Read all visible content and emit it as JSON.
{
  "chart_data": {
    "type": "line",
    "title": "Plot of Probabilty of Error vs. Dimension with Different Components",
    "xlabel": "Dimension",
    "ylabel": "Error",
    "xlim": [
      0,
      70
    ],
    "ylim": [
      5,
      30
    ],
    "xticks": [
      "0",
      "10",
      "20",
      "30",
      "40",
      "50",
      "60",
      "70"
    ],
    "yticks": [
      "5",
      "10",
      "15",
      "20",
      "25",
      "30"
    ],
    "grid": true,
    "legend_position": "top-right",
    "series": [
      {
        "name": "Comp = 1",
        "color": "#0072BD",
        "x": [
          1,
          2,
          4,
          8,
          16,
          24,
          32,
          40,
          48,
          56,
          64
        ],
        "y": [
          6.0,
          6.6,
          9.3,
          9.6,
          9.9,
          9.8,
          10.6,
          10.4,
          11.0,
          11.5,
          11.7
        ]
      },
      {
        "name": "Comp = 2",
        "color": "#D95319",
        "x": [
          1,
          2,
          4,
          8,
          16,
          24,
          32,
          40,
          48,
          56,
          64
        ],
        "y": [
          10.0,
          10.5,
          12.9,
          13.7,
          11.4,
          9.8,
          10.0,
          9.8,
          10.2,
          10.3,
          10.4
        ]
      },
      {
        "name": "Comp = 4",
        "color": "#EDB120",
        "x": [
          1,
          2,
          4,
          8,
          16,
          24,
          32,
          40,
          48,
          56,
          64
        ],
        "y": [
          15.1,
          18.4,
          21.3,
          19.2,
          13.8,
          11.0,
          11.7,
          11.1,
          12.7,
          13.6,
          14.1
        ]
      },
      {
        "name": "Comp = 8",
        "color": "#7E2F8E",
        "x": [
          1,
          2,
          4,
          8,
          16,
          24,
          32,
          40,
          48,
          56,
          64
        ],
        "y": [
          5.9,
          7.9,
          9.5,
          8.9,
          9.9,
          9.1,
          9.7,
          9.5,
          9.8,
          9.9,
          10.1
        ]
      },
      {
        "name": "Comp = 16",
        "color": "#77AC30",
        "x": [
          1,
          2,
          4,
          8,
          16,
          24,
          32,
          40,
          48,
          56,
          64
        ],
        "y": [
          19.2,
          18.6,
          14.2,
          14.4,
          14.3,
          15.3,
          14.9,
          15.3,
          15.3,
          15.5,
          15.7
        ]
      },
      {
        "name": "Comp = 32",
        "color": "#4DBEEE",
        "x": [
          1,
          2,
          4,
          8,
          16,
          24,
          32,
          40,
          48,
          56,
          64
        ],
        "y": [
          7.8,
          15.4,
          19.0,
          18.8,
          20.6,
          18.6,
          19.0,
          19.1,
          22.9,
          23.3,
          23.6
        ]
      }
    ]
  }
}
--
TASK BRIEF
Exactly reproduce all of the entries above.

FINISHED TASK
Read all visible content and emit it as JSON.
{
  "chart_data": {
    "type": "line",
    "title": "Plot of Probabilty of Error vs. Dimension with Different Components",
    "xlabel": "Dimension",
    "ylabel": "Error",
    "xlim": [
      0,
      70
    ],
    "ylim": [
      5,
      30
    ],
    "xticks": [
      "0",
      "10",
      "20",
      "30",
      "40",
      "50",
      "60",
      "70"
    ],
    "yticks": [
      "5",
      "10",
      "15",
      "20",
      "25",
      "30"
    ],
    "grid": true,
    "legend_position": "top-right",
    "series": [
      {
        "name": "Comp = 1",
        "color": "#0072BD",
        "x": [
          1,
          2,
          4,
          8,
          16,
          24,
          32,
          40,
          48,
          56,
          64
        ],
        "y": [
          6.0,
          6.6,
          9.3,
          9.6,
          9.9,
          9.8,
          10.6,
          10.4,
          11.0,
          11.5,
          11.7
        ]
      },
      {
        "name": "Comp = 2",
        "color": "#D95319",
        "x": [
          1,
          2,
          4,
          8,
          16,
          24,
          32,
          40,
          48,
          56,
          64
        ],
        "y": [
          10.0,
          10.5,
          12.9,
          13.7,
          11.4,
          9.8,
          10.0,
          9.8,
          10.2,
          10.3,
          10.4
        ]
      },
      {
        "name": "Comp = 4",
        "color": "#EDB120",
        "x": [
          1,
          2,
          4,
          8,
          16,
          24,
          32,
          40,
          48,
          56,
          64
        ],
        "y": [
          15.1,
          18.4,
          21.3,
          19.2,
          13.8,
          11.0,
          11.7,
          11.1,
          12.7,
          13.6,
          14.1
        ]
      },
      {
        "name": "Comp = 8",
        "color": "#7E2F8E",
        "x": [
          1,
          2,
          4,
          8,
          16,
          24,
          32,
          40,
          48,
          56,
          64
        ],
        "y": [
          5.9,
          7.9,
          9.5,
          8.9,
          9.9,
          9.1,
          9.7,
          9.5,
          9.8,
          9.9,
          10.1
        ]
      },
      {
        "name": "Comp = 16",
        "color": "#77AC30",
        "x": [
          1,
          2,
          4,
          8,
          16,
          24,
          32,
          40,
          48,
          56,
          64
        ],
        "y": [
          19.2,
          18.6,
          14.2,
          14.4,
          14.3,
          15.3,
          14.9,
          15.3,
          15.3,
          15.5,
          15.7
        ]
      },
      {
        "name": "Comp = 32",
        "color": "#4DBEEE",
        "x": [
          1,
          2,
          4,
          8,
          16,
          24,
          32,
          40,
          48,
          56,
          64
        ],
        "y": [
          7.8,
          15.4,
          19.0,
          18.8,
          20.6,
          18.6,
          19.0,
          19.1,
          22.9,
          23.3,
          23.6
        ]
      }
    ]
  }
}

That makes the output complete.